PROBLEM TO WORK ON:
Write out the entries below once more, exactly.

DATA FOR THIS EXERCISE:
[start]
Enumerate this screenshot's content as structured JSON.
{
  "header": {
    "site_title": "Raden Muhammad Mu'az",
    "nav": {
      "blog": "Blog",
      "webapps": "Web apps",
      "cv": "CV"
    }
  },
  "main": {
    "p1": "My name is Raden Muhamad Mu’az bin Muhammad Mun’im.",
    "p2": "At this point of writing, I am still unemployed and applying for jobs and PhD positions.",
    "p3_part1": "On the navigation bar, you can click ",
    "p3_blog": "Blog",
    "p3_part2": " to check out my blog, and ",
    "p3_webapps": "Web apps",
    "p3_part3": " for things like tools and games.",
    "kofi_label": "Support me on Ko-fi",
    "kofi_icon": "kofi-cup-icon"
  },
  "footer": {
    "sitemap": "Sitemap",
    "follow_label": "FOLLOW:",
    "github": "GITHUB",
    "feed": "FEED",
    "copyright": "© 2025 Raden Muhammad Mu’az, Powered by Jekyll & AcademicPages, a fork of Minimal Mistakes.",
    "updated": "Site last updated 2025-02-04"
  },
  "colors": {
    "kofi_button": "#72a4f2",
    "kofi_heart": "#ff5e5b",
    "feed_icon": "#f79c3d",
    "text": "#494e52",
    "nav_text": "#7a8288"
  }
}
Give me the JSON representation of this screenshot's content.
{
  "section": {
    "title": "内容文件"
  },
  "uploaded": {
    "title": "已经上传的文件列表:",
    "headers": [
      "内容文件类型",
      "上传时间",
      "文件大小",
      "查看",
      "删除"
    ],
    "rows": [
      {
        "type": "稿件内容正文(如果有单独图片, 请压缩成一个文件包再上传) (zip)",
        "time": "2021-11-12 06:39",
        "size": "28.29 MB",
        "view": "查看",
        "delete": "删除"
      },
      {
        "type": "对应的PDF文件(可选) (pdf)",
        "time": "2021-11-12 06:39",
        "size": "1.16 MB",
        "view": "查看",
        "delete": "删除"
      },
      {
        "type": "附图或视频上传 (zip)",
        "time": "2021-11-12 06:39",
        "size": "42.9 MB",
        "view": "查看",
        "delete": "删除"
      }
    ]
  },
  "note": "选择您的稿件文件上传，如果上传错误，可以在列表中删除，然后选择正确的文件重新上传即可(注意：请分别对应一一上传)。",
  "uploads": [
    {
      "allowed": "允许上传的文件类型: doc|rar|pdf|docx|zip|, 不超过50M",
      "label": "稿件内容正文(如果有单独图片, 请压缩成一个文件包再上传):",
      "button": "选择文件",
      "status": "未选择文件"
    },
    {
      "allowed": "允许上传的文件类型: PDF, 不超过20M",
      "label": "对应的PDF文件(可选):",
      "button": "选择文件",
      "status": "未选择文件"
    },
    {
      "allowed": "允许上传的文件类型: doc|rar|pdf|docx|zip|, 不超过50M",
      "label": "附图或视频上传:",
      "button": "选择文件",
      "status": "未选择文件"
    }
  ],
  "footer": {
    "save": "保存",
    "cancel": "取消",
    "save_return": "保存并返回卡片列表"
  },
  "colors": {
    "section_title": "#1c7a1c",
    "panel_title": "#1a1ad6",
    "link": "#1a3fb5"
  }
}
[end]
RESULT OF THE EXERCISE:
Enumerate this screenshot's content as structured JSON.
{
  "header": {
    "site_title": "Raden Muhammad Mu'az",
    "nav": {
      "blog": "Blog",
      "webapps": "Web apps",
      "cv": "CV"
    }
  },
  "main": {
    "p1": "My name is Raden Muhamad Mu’az bin Muhammad Mun’im.",
    "p2": "At this point of writing, I am still unemployed and applying for jobs and PhD positions.",
    "p3_part1": "On the navigation bar, you can click ",
    "p3_blog": "Blog",
    "p3_part2": " to check out my blog, and ",
    "p3_webapps": "Web apps",
    "p3_part3": " for things like tools and games.",
    "kofi_label": "Support me on Ko-fi",
    "kofi_icon": "kofi-cup-icon"
  },
  "footer": {
    "sitemap": "Sitemap",
    "follow_label": "FOLLOW:",
    "github": "GITHUB",
    "feed": "FEED",
    "copyright": "© 2025 Raden Muhammad Mu’az, Powered by Jekyll & AcademicPages, a fork of Minimal Mistakes.",
    "updated": "Site last updated 2025-02-04"
  },
  "colors": {
    "kofi_button": "#72a4f2",
    "kofi_heart": "#ff5e5b",
    "feed_icon": "#f79c3d",
    "text": "#494e52",
    "nav_text": "#7a8288"
  }
}
Give me the JSON representation of this screenshot's content.
{
  "section": {
    "title": "内容文件"
  },
  "uploaded": {
    "title": "已经上传的文件列表:",
    "headers": [
      "内容文件类型",
      "上传时间",
      "文件大小",
      "查看",
      "删除"
    ],
    "rows": [
      {
        "type": "稿件内容正文(如果有单独图片, 请压缩成一个文件包再上传) (zip)",
        "time": "2021-11-12 06:39",
        "size": "28.29 MB",
        "view": "查看",
        "delete": "删除"
      },
      {
        "type": "对应的PDF文件(可选) (pdf)",
        "time": "2021-11-12 06:39",
        "size": "1.16 MB",
        "view": "查看",
        "delete": "删除"
      },
      {
        "type": "附图或视频上传 (zip)",
        "time": "2021-11-12 06:39",
        "size": "42.9 MB",
        "view": "查看",
        "delete": "删除"
      }
    ]
  },
  "note": "选择您的稿件文件上传，如果上传错误，可以在列表中删除，然后选择正确的文件重新上传即可(注意：请分别对应一一上传)。",
  "uploads": [
    {
      "allowed": "允许上传的文件类型: doc|rar|pdf|docx|zip|, 不超过50M",
      "label": "稿件内容正文(如果有单独图片, 请压缩成一个文件包再上传):",
      "button": "选择文件",
      "status": "未选择文件"
    },
    {
      "allowed": "允许上传的文件类型: PDF, 不超过20M",
      "label": "对应的PDF文件(可选):",
      "button": "选择文件",
      "status": "未选择文件"
    },
    {
      "allowed": "允许上传的文件类型: doc|rar|pdf|docx|zip|, 不超过50M",
      "label": "附图或视频上传:",
      "button": "选择文件",
      "status": "未选择文件"
    }
  ],
  "footer": {
    "save": "保存",
    "cancel": "取消",
    "save_return": "保存并返回卡片列表"
  },
  "colors": {
    "section_title": "#1c7a1c",
    "panel_title": "#1a1ad6",
    "link": "#1a3fb5"
  }
}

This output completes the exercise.